Count the lines below that include the word "frou" and write that number alone.
___ RECORDS SHOWN
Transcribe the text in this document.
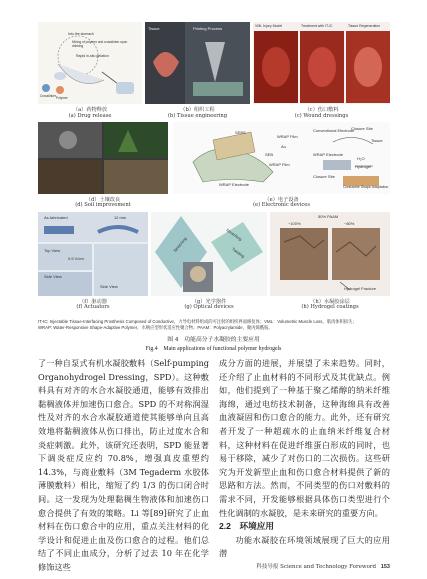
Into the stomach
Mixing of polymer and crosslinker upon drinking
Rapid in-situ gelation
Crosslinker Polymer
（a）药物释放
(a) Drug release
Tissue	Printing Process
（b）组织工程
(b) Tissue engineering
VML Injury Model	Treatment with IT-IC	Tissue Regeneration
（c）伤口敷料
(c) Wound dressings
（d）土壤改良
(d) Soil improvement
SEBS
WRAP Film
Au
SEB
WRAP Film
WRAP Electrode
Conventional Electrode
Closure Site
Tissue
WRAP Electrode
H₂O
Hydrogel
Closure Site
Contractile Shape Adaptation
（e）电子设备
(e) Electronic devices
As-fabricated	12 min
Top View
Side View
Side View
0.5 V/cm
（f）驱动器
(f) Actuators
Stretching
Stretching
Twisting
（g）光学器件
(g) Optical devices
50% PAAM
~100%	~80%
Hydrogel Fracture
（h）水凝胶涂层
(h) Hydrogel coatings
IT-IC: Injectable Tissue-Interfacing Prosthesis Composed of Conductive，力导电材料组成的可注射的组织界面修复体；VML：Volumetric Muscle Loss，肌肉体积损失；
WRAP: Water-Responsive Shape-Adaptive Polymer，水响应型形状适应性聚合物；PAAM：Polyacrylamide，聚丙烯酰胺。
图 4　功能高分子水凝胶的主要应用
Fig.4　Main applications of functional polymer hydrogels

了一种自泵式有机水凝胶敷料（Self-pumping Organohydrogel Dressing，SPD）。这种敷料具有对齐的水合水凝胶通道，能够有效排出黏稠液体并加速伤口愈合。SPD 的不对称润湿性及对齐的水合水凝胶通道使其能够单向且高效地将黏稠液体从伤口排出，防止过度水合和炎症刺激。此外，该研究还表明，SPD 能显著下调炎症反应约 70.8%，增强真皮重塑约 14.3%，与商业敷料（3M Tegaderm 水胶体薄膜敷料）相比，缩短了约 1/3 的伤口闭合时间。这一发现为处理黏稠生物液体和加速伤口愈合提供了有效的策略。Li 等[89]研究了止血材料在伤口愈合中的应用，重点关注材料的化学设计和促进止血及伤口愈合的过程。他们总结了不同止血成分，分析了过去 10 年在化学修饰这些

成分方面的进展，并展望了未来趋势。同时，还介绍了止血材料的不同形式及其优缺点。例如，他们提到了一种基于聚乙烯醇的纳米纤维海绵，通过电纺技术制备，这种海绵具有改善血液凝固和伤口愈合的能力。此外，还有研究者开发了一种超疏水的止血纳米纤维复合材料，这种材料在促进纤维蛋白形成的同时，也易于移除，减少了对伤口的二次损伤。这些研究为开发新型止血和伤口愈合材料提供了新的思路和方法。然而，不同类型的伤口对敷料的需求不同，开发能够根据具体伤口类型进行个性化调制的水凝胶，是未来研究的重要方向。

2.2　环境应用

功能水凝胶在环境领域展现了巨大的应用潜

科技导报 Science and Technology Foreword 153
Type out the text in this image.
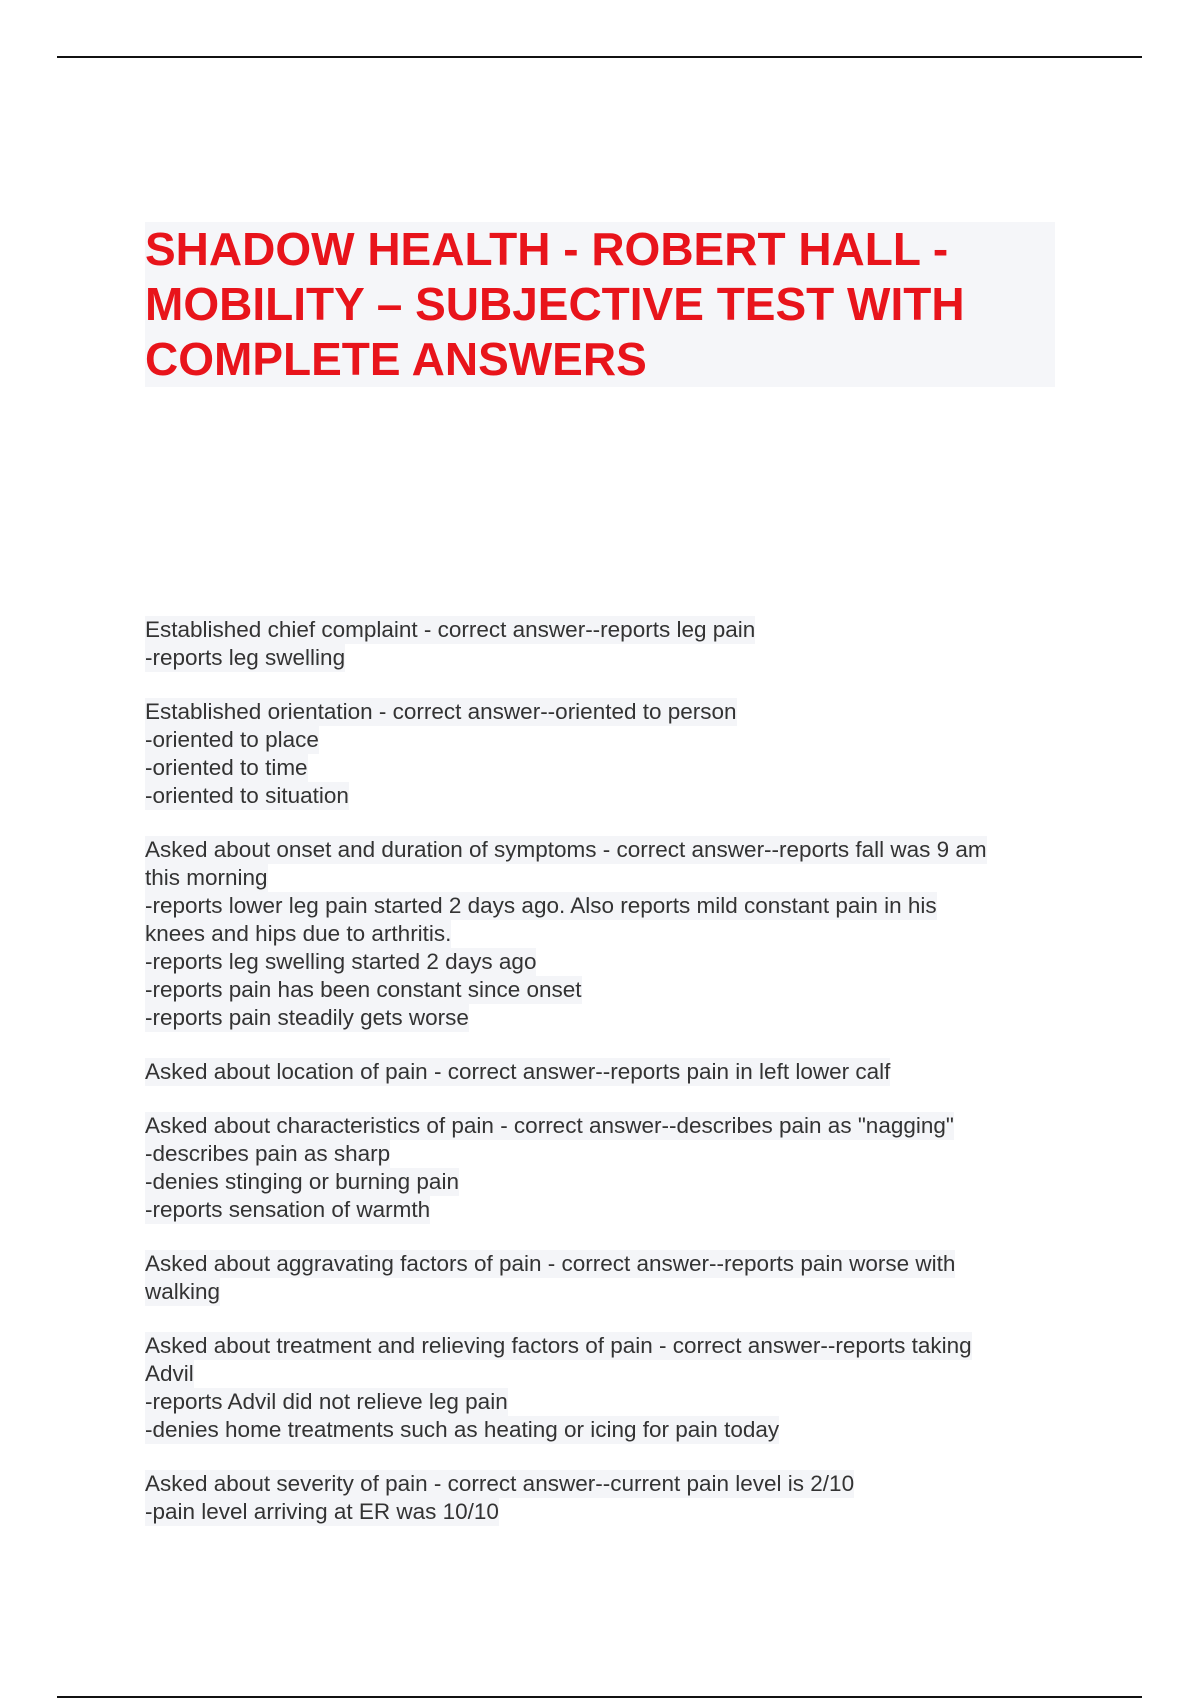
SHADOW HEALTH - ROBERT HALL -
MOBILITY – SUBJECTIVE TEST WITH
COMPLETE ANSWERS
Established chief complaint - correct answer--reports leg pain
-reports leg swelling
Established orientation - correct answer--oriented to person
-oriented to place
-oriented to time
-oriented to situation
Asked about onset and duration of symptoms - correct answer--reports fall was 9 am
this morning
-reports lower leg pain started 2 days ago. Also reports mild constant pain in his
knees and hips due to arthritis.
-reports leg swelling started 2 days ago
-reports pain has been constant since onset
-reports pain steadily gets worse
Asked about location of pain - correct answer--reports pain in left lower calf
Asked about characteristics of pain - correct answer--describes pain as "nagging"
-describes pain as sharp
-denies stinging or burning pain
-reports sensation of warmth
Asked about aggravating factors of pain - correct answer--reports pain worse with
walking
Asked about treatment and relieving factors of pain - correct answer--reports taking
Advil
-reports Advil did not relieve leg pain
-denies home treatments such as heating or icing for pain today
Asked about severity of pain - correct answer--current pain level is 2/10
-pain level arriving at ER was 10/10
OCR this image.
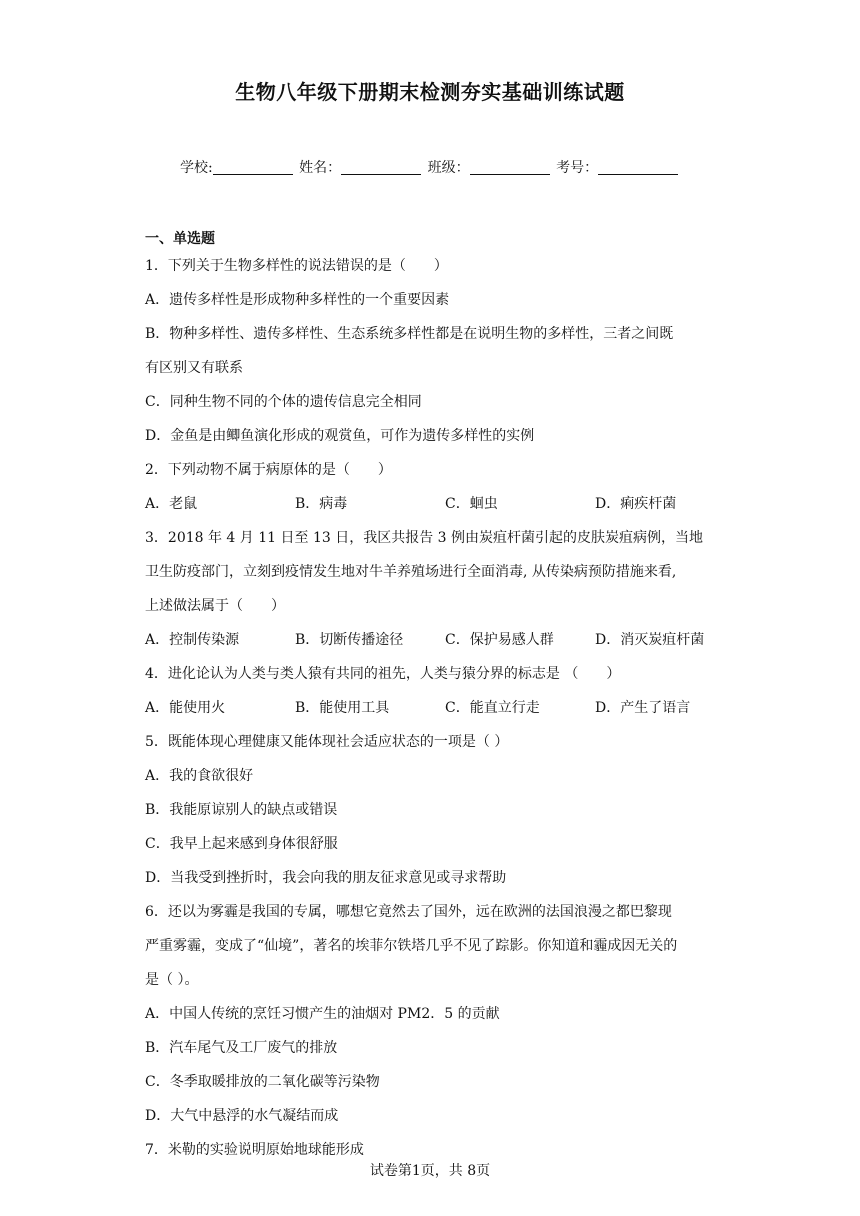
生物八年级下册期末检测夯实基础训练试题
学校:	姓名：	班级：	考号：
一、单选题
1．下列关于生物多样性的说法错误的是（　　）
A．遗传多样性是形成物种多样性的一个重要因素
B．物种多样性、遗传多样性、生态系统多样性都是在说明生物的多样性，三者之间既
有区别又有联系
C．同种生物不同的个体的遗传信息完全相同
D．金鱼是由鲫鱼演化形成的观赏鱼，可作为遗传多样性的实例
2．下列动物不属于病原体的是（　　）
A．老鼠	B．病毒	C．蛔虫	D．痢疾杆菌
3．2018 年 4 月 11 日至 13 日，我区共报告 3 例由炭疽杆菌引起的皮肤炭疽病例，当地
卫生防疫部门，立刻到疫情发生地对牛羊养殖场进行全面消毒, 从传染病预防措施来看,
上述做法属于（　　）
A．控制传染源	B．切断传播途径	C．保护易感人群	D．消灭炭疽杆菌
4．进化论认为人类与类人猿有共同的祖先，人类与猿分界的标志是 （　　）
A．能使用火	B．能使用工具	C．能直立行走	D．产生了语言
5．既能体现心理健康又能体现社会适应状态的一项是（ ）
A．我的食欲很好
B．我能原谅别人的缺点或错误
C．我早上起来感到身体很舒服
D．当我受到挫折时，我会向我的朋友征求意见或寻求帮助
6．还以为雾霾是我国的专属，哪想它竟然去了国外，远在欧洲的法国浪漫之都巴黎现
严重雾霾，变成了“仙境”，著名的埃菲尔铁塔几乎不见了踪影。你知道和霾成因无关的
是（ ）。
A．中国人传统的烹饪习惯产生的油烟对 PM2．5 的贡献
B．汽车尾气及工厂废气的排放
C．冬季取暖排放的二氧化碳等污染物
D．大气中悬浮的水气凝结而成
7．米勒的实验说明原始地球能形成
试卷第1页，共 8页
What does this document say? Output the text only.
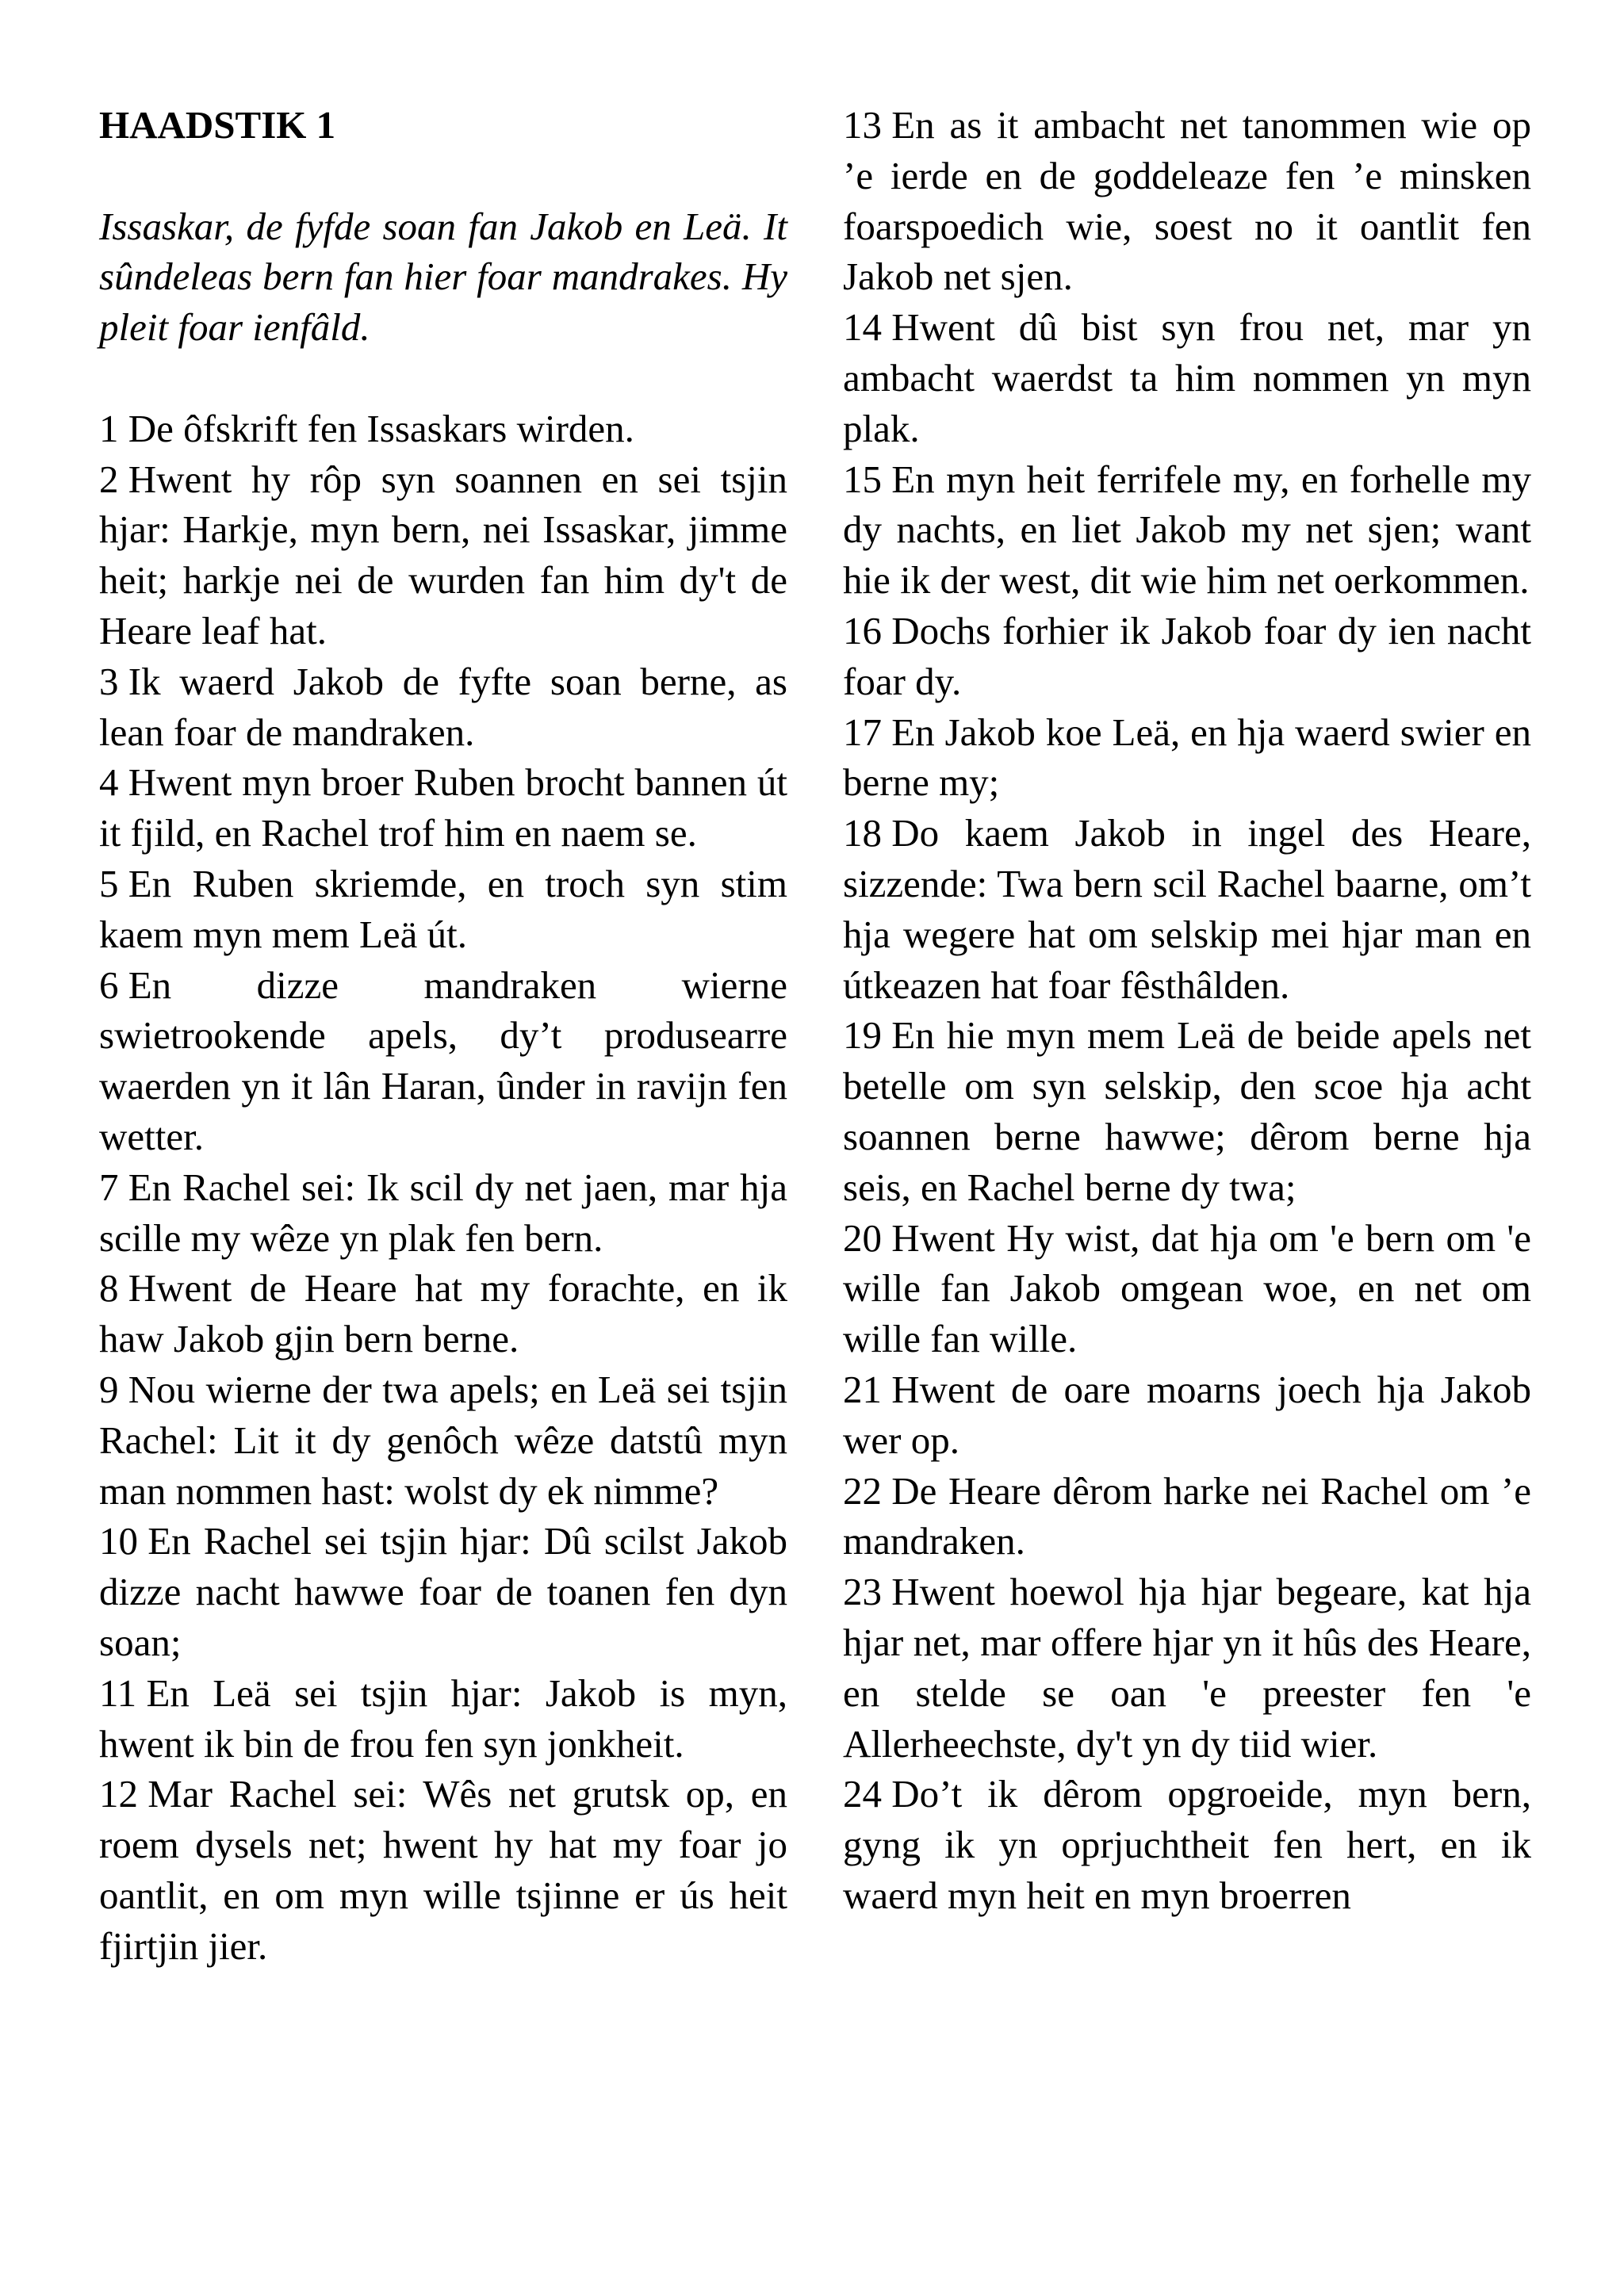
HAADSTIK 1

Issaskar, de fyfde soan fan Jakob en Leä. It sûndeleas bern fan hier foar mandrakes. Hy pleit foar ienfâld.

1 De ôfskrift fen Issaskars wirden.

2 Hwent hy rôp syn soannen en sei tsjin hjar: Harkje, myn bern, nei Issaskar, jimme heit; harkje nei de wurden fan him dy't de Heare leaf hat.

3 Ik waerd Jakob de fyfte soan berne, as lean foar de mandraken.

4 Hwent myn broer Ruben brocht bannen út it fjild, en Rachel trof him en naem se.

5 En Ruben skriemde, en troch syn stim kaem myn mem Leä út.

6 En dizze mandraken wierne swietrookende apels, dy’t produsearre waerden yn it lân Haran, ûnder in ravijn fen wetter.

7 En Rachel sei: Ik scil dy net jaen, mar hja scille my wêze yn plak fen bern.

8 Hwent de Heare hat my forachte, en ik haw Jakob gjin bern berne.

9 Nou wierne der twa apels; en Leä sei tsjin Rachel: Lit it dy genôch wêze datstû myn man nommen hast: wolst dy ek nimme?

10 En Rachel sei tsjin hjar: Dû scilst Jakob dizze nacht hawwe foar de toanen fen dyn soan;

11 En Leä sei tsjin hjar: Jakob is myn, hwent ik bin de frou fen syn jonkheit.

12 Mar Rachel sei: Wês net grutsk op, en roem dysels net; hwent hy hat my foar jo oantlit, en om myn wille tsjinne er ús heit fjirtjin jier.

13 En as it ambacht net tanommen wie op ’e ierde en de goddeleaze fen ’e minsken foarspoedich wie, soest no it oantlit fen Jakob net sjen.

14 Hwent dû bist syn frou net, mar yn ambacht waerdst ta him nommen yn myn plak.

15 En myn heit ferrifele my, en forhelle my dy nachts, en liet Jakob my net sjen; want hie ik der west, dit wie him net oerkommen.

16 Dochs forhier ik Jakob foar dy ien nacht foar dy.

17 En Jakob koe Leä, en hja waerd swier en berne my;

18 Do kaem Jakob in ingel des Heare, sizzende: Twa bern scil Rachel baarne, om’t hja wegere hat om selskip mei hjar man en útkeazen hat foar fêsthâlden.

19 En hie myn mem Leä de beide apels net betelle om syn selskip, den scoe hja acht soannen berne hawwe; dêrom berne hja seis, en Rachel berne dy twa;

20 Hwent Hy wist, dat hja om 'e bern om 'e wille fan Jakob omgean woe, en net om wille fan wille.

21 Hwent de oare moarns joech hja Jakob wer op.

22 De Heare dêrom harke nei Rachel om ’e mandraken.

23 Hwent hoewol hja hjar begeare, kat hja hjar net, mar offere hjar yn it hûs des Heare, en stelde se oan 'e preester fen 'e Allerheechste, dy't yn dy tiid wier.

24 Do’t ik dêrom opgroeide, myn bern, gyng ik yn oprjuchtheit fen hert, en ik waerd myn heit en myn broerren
______
== FULL SOLUTION ==
2